▽

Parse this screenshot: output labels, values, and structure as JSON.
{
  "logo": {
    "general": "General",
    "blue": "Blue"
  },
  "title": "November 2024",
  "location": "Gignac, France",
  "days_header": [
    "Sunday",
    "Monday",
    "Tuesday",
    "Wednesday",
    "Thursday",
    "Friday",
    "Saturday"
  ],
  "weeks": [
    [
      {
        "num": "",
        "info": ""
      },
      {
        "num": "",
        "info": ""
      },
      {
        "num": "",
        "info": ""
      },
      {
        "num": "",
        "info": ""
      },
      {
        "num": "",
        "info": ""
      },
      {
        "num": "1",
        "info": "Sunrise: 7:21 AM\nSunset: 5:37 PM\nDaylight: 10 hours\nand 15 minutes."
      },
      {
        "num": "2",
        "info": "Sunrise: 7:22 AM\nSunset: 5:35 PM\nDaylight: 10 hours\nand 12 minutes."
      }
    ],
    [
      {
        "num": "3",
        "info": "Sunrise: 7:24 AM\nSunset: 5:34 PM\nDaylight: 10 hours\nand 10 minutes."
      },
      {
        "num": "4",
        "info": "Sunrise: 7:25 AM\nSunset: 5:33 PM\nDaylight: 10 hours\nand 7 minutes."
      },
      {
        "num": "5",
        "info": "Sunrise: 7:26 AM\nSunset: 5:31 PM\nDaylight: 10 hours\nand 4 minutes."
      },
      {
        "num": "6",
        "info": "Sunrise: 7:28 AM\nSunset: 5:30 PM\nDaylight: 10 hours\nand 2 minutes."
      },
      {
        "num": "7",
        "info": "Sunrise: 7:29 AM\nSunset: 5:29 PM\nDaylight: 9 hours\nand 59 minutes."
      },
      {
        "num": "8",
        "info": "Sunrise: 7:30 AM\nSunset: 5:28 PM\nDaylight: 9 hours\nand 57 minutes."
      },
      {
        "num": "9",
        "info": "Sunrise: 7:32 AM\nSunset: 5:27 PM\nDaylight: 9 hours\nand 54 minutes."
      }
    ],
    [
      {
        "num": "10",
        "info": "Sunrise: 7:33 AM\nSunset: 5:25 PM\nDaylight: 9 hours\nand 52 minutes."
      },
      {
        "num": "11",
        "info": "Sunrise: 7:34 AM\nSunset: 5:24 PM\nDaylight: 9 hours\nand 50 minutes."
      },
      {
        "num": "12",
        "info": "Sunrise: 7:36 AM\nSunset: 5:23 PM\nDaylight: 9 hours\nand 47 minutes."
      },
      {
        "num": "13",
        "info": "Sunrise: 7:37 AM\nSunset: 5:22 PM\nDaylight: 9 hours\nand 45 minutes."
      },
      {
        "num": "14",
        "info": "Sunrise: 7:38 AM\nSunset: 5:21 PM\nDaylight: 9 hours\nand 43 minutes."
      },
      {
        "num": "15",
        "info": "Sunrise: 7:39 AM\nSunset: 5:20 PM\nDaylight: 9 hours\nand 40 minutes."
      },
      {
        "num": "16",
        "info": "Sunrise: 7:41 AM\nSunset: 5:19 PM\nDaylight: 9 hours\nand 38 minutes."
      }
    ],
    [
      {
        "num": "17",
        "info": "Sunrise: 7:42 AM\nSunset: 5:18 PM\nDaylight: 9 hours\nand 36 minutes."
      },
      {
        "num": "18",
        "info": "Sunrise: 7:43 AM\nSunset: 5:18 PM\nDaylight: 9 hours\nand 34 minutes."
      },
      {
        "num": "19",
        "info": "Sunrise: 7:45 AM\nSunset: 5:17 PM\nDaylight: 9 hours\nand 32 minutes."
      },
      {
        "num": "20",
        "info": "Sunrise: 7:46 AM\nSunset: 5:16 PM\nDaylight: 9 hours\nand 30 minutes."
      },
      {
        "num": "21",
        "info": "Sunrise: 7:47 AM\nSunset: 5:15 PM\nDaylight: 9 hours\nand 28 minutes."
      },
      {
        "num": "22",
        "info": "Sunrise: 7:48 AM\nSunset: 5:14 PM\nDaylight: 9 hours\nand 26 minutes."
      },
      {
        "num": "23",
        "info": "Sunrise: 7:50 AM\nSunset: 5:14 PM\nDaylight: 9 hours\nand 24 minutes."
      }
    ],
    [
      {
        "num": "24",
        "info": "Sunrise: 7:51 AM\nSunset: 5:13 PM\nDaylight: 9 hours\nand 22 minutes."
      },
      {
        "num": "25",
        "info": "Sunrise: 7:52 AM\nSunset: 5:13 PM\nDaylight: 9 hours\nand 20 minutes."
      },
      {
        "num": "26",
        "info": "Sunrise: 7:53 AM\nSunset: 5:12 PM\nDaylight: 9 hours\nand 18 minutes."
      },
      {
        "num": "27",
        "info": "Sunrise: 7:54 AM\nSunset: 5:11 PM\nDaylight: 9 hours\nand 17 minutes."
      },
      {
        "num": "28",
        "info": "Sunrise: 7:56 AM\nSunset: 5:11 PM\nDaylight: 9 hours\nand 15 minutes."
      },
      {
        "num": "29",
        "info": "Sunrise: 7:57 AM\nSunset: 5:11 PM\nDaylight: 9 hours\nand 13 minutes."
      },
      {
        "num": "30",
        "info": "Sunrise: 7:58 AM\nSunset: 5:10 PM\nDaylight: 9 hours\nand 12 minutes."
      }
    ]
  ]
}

△

◆ **WHAT IS BEING ASKED**: Write out all the entries exactly.

◆ **EXERCISE ANSWER**:
Parse this screenshot: output labels, values, and structure as JSON.
{
  "logo": {
    "general": "General",
    "blue": "Blue"
  },
  "title": "November 2024",
  "location": "Gignac, France",
  "days_header": [
    "Sunday",
    "Monday",
    "Tuesday",
    "Wednesday",
    "Thursday",
    "Friday",
    "Saturday"
  ],
  "weeks": [
    [
      {
        "num": "",
        "info": ""
      },
      {
        "num": "",
        "info": ""
      },
      {
        "num": "",
        "info": ""
      },
      {
        "num": "",
        "info": ""
      },
      {
        "num": "",
        "info": ""
      },
      {
        "num": "1",
        "info": "Sunrise: 7:21 AM\nSunset: 5:37 PM\nDaylight: 10 hours\nand 15 minutes."
      },
      {
        "num": "2",
        "info": "Sunrise: 7:22 AM\nSunset: 5:35 PM\nDaylight: 10 hours\nand 12 minutes."
      }
    ],
    [
      {
        "num": "3",
        "info": "Sunrise: 7:24 AM\nSunset: 5:34 PM\nDaylight: 10 hours\nand 10 minutes."
      },
      {
        "num": "4",
        "info": "Sunrise: 7:25 AM\nSunset: 5:33 PM\nDaylight: 10 hours\nand 7 minutes."
      },
      {
        "num": "5",
        "info": "Sunrise: 7:26 AM\nSunset: 5:31 PM\nDaylight: 10 hours\nand 4 minutes."
      },
      {
        "num": "6",
        "info": "Sunrise: 7:28 AM\nSunset: 5:30 PM\nDaylight: 10 hours\nand 2 minutes."
      },
      {
        "num": "7",
        "info": "Sunrise: 7:29 AM\nSunset: 5:29 PM\nDaylight: 9 hours\nand 59 minutes."
      },
      {
        "num": "8",
        "info": "Sunrise: 7:30 AM\nSunset: 5:28 PM\nDaylight: 9 hours\nand 57 minutes."
      },
      {
        "num": "9",
        "info": "Sunrise: 7:32 AM\nSunset: 5:27 PM\nDaylight: 9 hours\nand 54 minutes."
      }
    ],
    [
      {
        "num": "10",
        "info": "Sunrise: 7:33 AM\nSunset: 5:25 PM\nDaylight: 9 hours\nand 52 minutes."
      },
      {
        "num": "11",
        "info": "Sunrise: 7:34 AM\nSunset: 5:24 PM\nDaylight: 9 hours\nand 50 minutes."
      },
      {
        "num": "12",
        "info": "Sunrise: 7:36 AM\nSunset: 5:23 PM\nDaylight: 9 hours\nand 47 minutes."
      },
      {
        "num": "13",
        "info": "Sunrise: 7:37 AM\nSunset: 5:22 PM\nDaylight: 9 hours\nand 45 minutes."
      },
      {
        "num": "14",
        "info": "Sunrise: 7:38 AM\nSunset: 5:21 PM\nDaylight: 9 hours\nand 43 minutes."
      },
      {
        "num": "15",
        "info": "Sunrise: 7:39 AM\nSunset: 5:20 PM\nDaylight: 9 hours\nand 40 minutes."
      },
      {
        "num": "16",
        "info": "Sunrise: 7:41 AM\nSunset: 5:19 PM\nDaylight: 9 hours\nand 38 minutes."
      }
    ],
    [
      {
        "num": "17",
        "info": "Sunrise: 7:42 AM\nSunset: 5:18 PM\nDaylight: 9 hours\nand 36 minutes."
      },
      {
        "num": "18",
        "info": "Sunrise: 7:43 AM\nSunset: 5:18 PM\nDaylight: 9 hours\nand 34 minutes."
      },
      {
        "num": "19",
        "info": "Sunrise: 7:45 AM\nSunset: 5:17 PM\nDaylight: 9 hours\nand 32 minutes."
      },
      {
        "num": "20",
        "info": "Sunrise: 7:46 AM\nSunset: 5:16 PM\nDaylight: 9 hours\nand 30 minutes."
      },
      {
        "num": "21",
        "info": "Sunrise: 7:47 AM\nSunset: 5:15 PM\nDaylight: 9 hours\nand 28 minutes."
      },
      {
        "num": "22",
        "info": "Sunrise: 7:48 AM\nSunset: 5:14 PM\nDaylight: 9 hours\nand 26 minutes."
      },
      {
        "num": "23",
        "info": "Sunrise: 7:50 AM\nSunset: 5:14 PM\nDaylight: 9 hours\nand 24 minutes."
      }
    ],
    [
      {
        "num": "24",
        "info": "Sunrise: 7:51 AM\nSunset: 5:13 PM\nDaylight: 9 hours\nand 22 minutes."
      },
      {
        "num": "25",
        "info": "Sunrise: 7:52 AM\nSunset: 5:13 PM\nDaylight: 9 hours\nand 20 minutes."
      },
      {
        "num": "26",
        "info": "Sunrise: 7:53 AM\nSunset: 5:12 PM\nDaylight: 9 hours\nand 18 minutes."
      },
      {
        "num": "27",
        "info": "Sunrise: 7:54 AM\nSunset: 5:11 PM\nDaylight: 9 hours\nand 17 minutes."
      },
      {
        "num": "28",
        "info": "Sunrise: 7:56 AM\nSunset: 5:11 PM\nDaylight: 9 hours\nand 15 minutes."
      },
      {
        "num": "29",
        "info": "Sunrise: 7:57 AM\nSunset: 5:11 PM\nDaylight: 9 hours\nand 13 minutes."
      },
      {
        "num": "30",
        "info": "Sunrise: 7:58 AM\nSunset: 5:10 PM\nDaylight: 9 hours\nand 12 minutes."
      }
    ]
  ]
}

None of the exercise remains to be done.